* What to do
In the listing below, locate the lines bearing the word "right". Copy every one of them.

(Data tied to figure images)
* * * * * * * * *

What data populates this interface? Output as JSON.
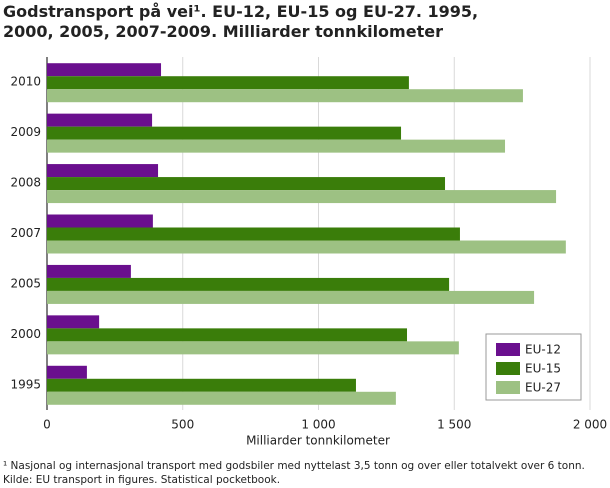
{
  "chart_data": {
    "type": "hbar",
    "title": "Godstransport på vei¹. EU-12, EU-15 og EU-27. 1995, 2000, 2005, 2007-2009. Milliarder tonnkilometer",
    "x_label": "Milliarder tonnkilometer",
    "categories": [
      "2010",
      "2009",
      "2008",
      "2007",
      "2005",
      "2000",
      "1995"
    ],
    "series": [
      {
        "name": "EU-12",
        "color": "#6a0f8e",
        "values": [
          420,
          387,
          409,
          390,
          309,
          192,
          147
        ]
      },
      {
        "name": "EU-15",
        "color": "#3a7d0a",
        "values": [
          1333,
          1304,
          1466,
          1521,
          1481,
          1326,
          1138
        ]
      },
      {
        "name": "EU-27",
        "color": "#9dc183",
        "values": [
          1753,
          1687,
          1875,
          1911,
          1794,
          1517,
          1285
        ]
      }
    ],
    "xlim": [
      0,
      2000
    ],
    "xticks": [
      0,
      500,
      {
        "value": 1000,
        "label": "1 000"
      },
      {
        "value": 1500,
        "label": "1 500"
      },
      {
        "value": 2000,
        "label": "2 000"
      }
    ],
    "grid": true,
    "legend": "bottom-right",
    "footnotes": [
      "¹ Nasjonal og internasjonal transport med godsbiler med nyttelast 3,5 tonn og over eller totalvekt over 6 tonn.",
      "Kilde: EU transport in figures. Statistical pocketbook."
    ]
  }
}
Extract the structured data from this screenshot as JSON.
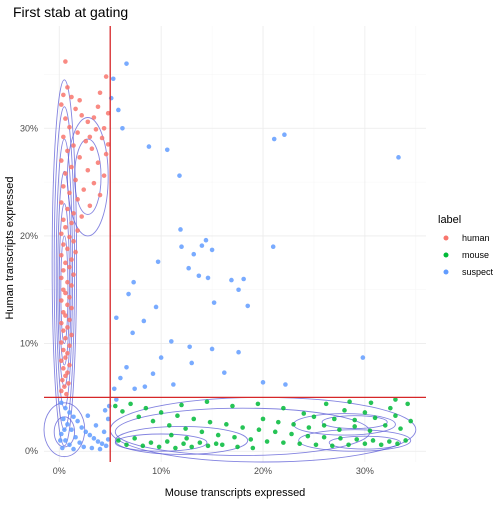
{
  "chart_data": {
    "type": "scatter",
    "title": "First stab at gating",
    "xlabel": "Mouse transcripts expressed",
    "ylabel": "Human transcripts expressed",
    "xlim": [
      -0.015,
      0.36
    ],
    "ylim": [
      -0.01,
      0.395
    ],
    "x_ticks": [
      0,
      0.1,
      0.2,
      0.3
    ],
    "x_tick_labels": [
      "0%",
      "10%",
      "20%",
      "30%"
    ],
    "y_ticks": [
      0,
      0.1,
      0.2,
      0.3
    ],
    "y_tick_labels": [
      "0%",
      "10%",
      "20%",
      "30%"
    ],
    "grid": true,
    "legend": {
      "title": "label",
      "position": "right"
    },
    "gate": {
      "x": 0.05,
      "y": 0.05,
      "color": "#d62728"
    },
    "contour_color": "#5b5bd6",
    "series": [
      {
        "name": "human",
        "color": "#F8766D",
        "points": [
          [
            0.006,
            0.362
          ],
          [
            0.008,
            0.338
          ],
          [
            0.004,
            0.331
          ],
          [
            0.012,
            0.329
          ],
          [
            0.002,
            0.322
          ],
          [
            0.016,
            0.318
          ],
          [
            0.022,
            0.312
          ],
          [
            0.006,
            0.309
          ],
          [
            0.028,
            0.306
          ],
          [
            0.01,
            0.301
          ],
          [
            0.036,
            0.299
          ],
          [
            0.018,
            0.296
          ],
          [
            0.004,
            0.292
          ],
          [
            0.042,
            0.291
          ],
          [
            0.026,
            0.288
          ],
          [
            0.014,
            0.284
          ],
          [
            0.032,
            0.281
          ],
          [
            0.008,
            0.279
          ],
          [
            0.046,
            0.276
          ],
          [
            0.02,
            0.273
          ],
          [
            0.002,
            0.27
          ],
          [
            0.038,
            0.268
          ],
          [
            0.012,
            0.264
          ],
          [
            0.028,
            0.261
          ],
          [
            0.006,
            0.258
          ],
          [
            0.044,
            0.256
          ],
          [
            0.016,
            0.252
          ],
          [
            0.034,
            0.249
          ],
          [
            0.004,
            0.246
          ],
          [
            0.024,
            0.243
          ],
          [
            0.01,
            0.24
          ],
          [
            0.04,
            0.238
          ],
          [
            0.018,
            0.234
          ],
          [
            0.002,
            0.231
          ],
          [
            0.03,
            0.228
          ],
          [
            0.008,
            0.225
          ],
          [
            0.014,
            0.221
          ],
          [
            0.022,
            0.218
          ],
          [
            0.004,
            0.215
          ],
          [
            0.012,
            0.212
          ],
          [
            0.006,
            0.208
          ],
          [
            0.018,
            0.205
          ],
          [
            0.002,
            0.202
          ],
          [
            0.01,
            0.199
          ],
          [
            0.014,
            0.195
          ],
          [
            0.004,
            0.192
          ],
          [
            0.008,
            0.188
          ],
          [
            0.016,
            0.185
          ],
          [
            0.002,
            0.182
          ],
          [
            0.012,
            0.178
          ],
          [
            0.006,
            0.175
          ],
          [
            0.01,
            0.171
          ],
          [
            0.004,
            0.168
          ],
          [
            0.014,
            0.164
          ],
          [
            0.002,
            0.161
          ],
          [
            0.008,
            0.157
          ],
          [
            0.012,
            0.154
          ],
          [
            0.004,
            0.15
          ],
          [
            0.006,
            0.147
          ],
          [
            0.01,
            0.143
          ],
          [
            0.002,
            0.14
          ],
          [
            0.008,
            0.136
          ],
          [
            0.012,
            0.133
          ],
          [
            0.004,
            0.129
          ],
          [
            0.006,
            0.126
          ],
          [
            0.01,
            0.122
          ],
          [
            0.002,
            0.119
          ],
          [
            0.008,
            0.115
          ],
          [
            0.004,
            0.112
          ],
          [
            0.012,
            0.108
          ],
          [
            0.006,
            0.105
          ],
          [
            0.002,
            0.101
          ],
          [
            0.01,
            0.098
          ],
          [
            0.004,
            0.094
          ],
          [
            0.008,
            0.091
          ],
          [
            0.006,
            0.087
          ],
          [
            0.002,
            0.084
          ],
          [
            0.01,
            0.08
          ],
          [
            0.004,
            0.077
          ],
          [
            0.008,
            0.073
          ],
          [
            0.006,
            0.07
          ],
          [
            0.003,
            0.066
          ],
          [
            0.009,
            0.063
          ],
          [
            0.005,
            0.06
          ],
          [
            0.002,
            0.056
          ],
          [
            0.007,
            0.053
          ],
          [
            0.046,
            0.348
          ],
          [
            0.04,
            0.333
          ],
          [
            0.048,
            0.314
          ],
          [
            0.038,
            0.32
          ],
          [
            0.044,
            0.3
          ],
          [
            0.034,
            0.31
          ],
          [
            0.048,
            0.285
          ],
          [
            0.02,
            0.326
          ],
          [
            0.03,
            0.292
          ]
        ]
      },
      {
        "name": "mouse",
        "color": "#00BA38",
        "points": [
          [
            0.055,
            0.042
          ],
          [
            0.062,
            0.037
          ],
          [
            0.07,
            0.044
          ],
          [
            0.078,
            0.032
          ],
          [
            0.085,
            0.04
          ],
          [
            0.092,
            0.028
          ],
          [
            0.1,
            0.036
          ],
          [
            0.108,
            0.024
          ],
          [
            0.116,
            0.033
          ],
          [
            0.124,
            0.021
          ],
          [
            0.132,
            0.03
          ],
          [
            0.14,
            0.018
          ],
          [
            0.148,
            0.027
          ],
          [
            0.156,
            0.015
          ],
          [
            0.164,
            0.025
          ],
          [
            0.172,
            0.013
          ],
          [
            0.18,
            0.022
          ],
          [
            0.188,
            0.011
          ],
          [
            0.196,
            0.02
          ],
          [
            0.204,
            0.009
          ],
          [
            0.212,
            0.018
          ],
          [
            0.22,
            0.008
          ],
          [
            0.228,
            0.016
          ],
          [
            0.236,
            0.007
          ],
          [
            0.244,
            0.014
          ],
          [
            0.252,
            0.006
          ],
          [
            0.26,
            0.013
          ],
          [
            0.268,
            0.005
          ],
          [
            0.276,
            0.012
          ],
          [
            0.284,
            0.006
          ],
          [
            0.292,
            0.011
          ],
          [
            0.3,
            0.007
          ],
          [
            0.308,
            0.01
          ],
          [
            0.316,
            0.006
          ],
          [
            0.324,
            0.009
          ],
          [
            0.332,
            0.007
          ],
          [
            0.34,
            0.01
          ],
          [
            0.058,
            0.01
          ],
          [
            0.066,
            0.006
          ],
          [
            0.074,
            0.012
          ],
          [
            0.082,
            0.005
          ],
          [
            0.09,
            0.008
          ],
          [
            0.098,
            0.004
          ],
          [
            0.106,
            0.009
          ],
          [
            0.114,
            0.003
          ],
          [
            0.122,
            0.007
          ],
          [
            0.13,
            0.004
          ],
          [
            0.138,
            0.008
          ],
          [
            0.146,
            0.005
          ],
          [
            0.154,
            0.007
          ],
          [
            0.2,
            0.03
          ],
          [
            0.215,
            0.027
          ],
          [
            0.23,
            0.025
          ],
          [
            0.245,
            0.022
          ],
          [
            0.26,
            0.024
          ],
          [
            0.275,
            0.02
          ],
          [
            0.29,
            0.023
          ],
          [
            0.305,
            0.019
          ],
          [
            0.32,
            0.024
          ],
          [
            0.335,
            0.021
          ],
          [
            0.25,
            0.032
          ],
          [
            0.27,
            0.03
          ],
          [
            0.29,
            0.029
          ],
          [
            0.31,
            0.031
          ],
          [
            0.33,
            0.033
          ],
          [
            0.345,
            0.028
          ],
          [
            0.325,
            0.04
          ],
          [
            0.3,
            0.036
          ],
          [
            0.28,
            0.038
          ],
          [
            0.24,
            0.035
          ],
          [
            0.22,
            0.04
          ],
          [
            0.195,
            0.044
          ],
          [
            0.17,
            0.042
          ],
          [
            0.145,
            0.046
          ],
          [
            0.12,
            0.043
          ],
          [
            0.33,
            0.048
          ],
          [
            0.342,
            0.044
          ],
          [
            0.306,
            0.045
          ],
          [
            0.285,
            0.046
          ],
          [
            0.262,
            0.044
          ],
          [
            0.11,
            0.015
          ],
          [
            0.125,
            0.012
          ],
          [
            0.16,
            0.006
          ],
          [
            0.175,
            0.004
          ],
          [
            0.19,
            0.003
          ]
        ]
      },
      {
        "name": "suspect",
        "color": "#619CFF",
        "points": [
          [
            0.066,
            0.36
          ],
          [
            0.053,
            0.346
          ],
          [
            0.051,
            0.328
          ],
          [
            0.058,
            0.317
          ],
          [
            0.062,
            0.3
          ],
          [
            0.088,
            0.283
          ],
          [
            0.106,
            0.28
          ],
          [
            0.118,
            0.256
          ],
          [
            0.211,
            0.29
          ],
          [
            0.221,
            0.294
          ],
          [
            0.333,
            0.273
          ],
          [
            0.119,
            0.206
          ],
          [
            0.14,
            0.191
          ],
          [
            0.144,
            0.196
          ],
          [
            0.132,
            0.183
          ],
          [
            0.12,
            0.19
          ],
          [
            0.15,
            0.187
          ],
          [
            0.097,
            0.176
          ],
          [
            0.127,
            0.17
          ],
          [
            0.181,
            0.16
          ],
          [
            0.169,
            0.159
          ],
          [
            0.176,
            0.15
          ],
          [
            0.146,
            0.161
          ],
          [
            0.137,
            0.163
          ],
          [
            0.21,
            0.19
          ],
          [
            0.073,
            0.157
          ],
          [
            0.068,
            0.146
          ],
          [
            0.095,
            0.134
          ],
          [
            0.152,
            0.138
          ],
          [
            0.185,
            0.135
          ],
          [
            0.083,
            0.121
          ],
          [
            0.072,
            0.11
          ],
          [
            0.11,
            0.102
          ],
          [
            0.128,
            0.097
          ],
          [
            0.15,
            0.095
          ],
          [
            0.176,
            0.092
          ],
          [
            0.1,
            0.087
          ],
          [
            0.092,
            0.072
          ],
          [
            0.066,
            0.078
          ],
          [
            0.13,
            0.082
          ],
          [
            0.162,
            0.073
          ],
          [
            0.2,
            0.064
          ],
          [
            0.222,
            0.062
          ],
          [
            0.298,
            0.087
          ],
          [
            0.056,
            0.124
          ],
          [
            0.06,
            0.068
          ],
          [
            0.084,
            0.06
          ],
          [
            0.074,
            0.058
          ],
          [
            0.054,
            0.058
          ],
          [
            0.112,
            0.062
          ],
          [
            0.002,
            0.045
          ],
          [
            0.006,
            0.04
          ],
          [
            0.01,
            0.036
          ],
          [
            0.014,
            0.032
          ],
          [
            0.004,
            0.03
          ],
          [
            0.018,
            0.028
          ],
          [
            0.008,
            0.025
          ],
          [
            0.022,
            0.022
          ],
          [
            0.012,
            0.02
          ],
          [
            0.026,
            0.018
          ],
          [
            0.002,
            0.016
          ],
          [
            0.03,
            0.015
          ],
          [
            0.016,
            0.013
          ],
          [
            0.034,
            0.012
          ],
          [
            0.006,
            0.01
          ],
          [
            0.038,
            0.009
          ],
          [
            0.02,
            0.008
          ],
          [
            0.042,
            0.007
          ],
          [
            0.01,
            0.006
          ],
          [
            0.046,
            0.005
          ],
          [
            0.024,
            0.004
          ],
          [
            0.003,
            0.003
          ],
          [
            0.032,
            0.003
          ],
          [
            0.014,
            0.002
          ],
          [
            0.04,
            0.002
          ],
          [
            0.048,
            0.011
          ],
          [
            0.044,
            0.018
          ],
          [
            0.036,
            0.024
          ],
          [
            0.028,
            0.033
          ],
          [
            0.048,
            0.03
          ],
          [
            0.001,
            0.01
          ],
          [
            0.005,
            0.02
          ],
          [
            0.049,
            0.042
          ],
          [
            0.045,
            0.038
          ],
          [
            0.056,
            0.048
          ]
        ]
      }
    ],
    "contours": [
      {
        "cx": 0.005,
        "cy": 0.175,
        "rx": 0.012,
        "ry": 0.17
      },
      {
        "cx": 0.005,
        "cy": 0.17,
        "rx": 0.01,
        "ry": 0.15
      },
      {
        "cx": 0.005,
        "cy": 0.165,
        "rx": 0.008,
        "ry": 0.125
      },
      {
        "cx": 0.005,
        "cy": 0.16,
        "rx": 0.0065,
        "ry": 0.1
      },
      {
        "cx": 0.005,
        "cy": 0.155,
        "rx": 0.005,
        "ry": 0.075
      },
      {
        "cx": 0.005,
        "cy": 0.15,
        "rx": 0.0035,
        "ry": 0.05
      },
      {
        "cx": 0.028,
        "cy": 0.255,
        "rx": 0.02,
        "ry": 0.055
      },
      {
        "cx": 0.028,
        "cy": 0.255,
        "rx": 0.013,
        "ry": 0.035
      },
      {
        "cx": 0.005,
        "cy": 0.02,
        "rx": 0.02,
        "ry": 0.025
      },
      {
        "cx": 0.005,
        "cy": 0.018,
        "rx": 0.01,
        "ry": 0.014
      },
      {
        "cx": 0.2,
        "cy": 0.02,
        "rx": 0.15,
        "ry": 0.03
      },
      {
        "cx": 0.18,
        "cy": 0.018,
        "rx": 0.125,
        "ry": 0.022
      },
      {
        "cx": 0.12,
        "cy": 0.01,
        "rx": 0.065,
        "ry": 0.013
      },
      {
        "cx": 0.1,
        "cy": 0.008,
        "rx": 0.045,
        "ry": 0.008
      },
      {
        "cx": 0.29,
        "cy": 0.01,
        "rx": 0.055,
        "ry": 0.01
      },
      {
        "cx": 0.3,
        "cy": 0.008,
        "rx": 0.035,
        "ry": 0.006
      },
      {
        "cx": 0.28,
        "cy": 0.025,
        "rx": 0.05,
        "ry": 0.01
      },
      {
        "cx": 0.29,
        "cy": 0.027,
        "rx": 0.032,
        "ry": 0.006
      }
    ]
  }
}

* * * * * * * * *

* Response to this exercise
    "legend": "bottom-right",
      "position": "right"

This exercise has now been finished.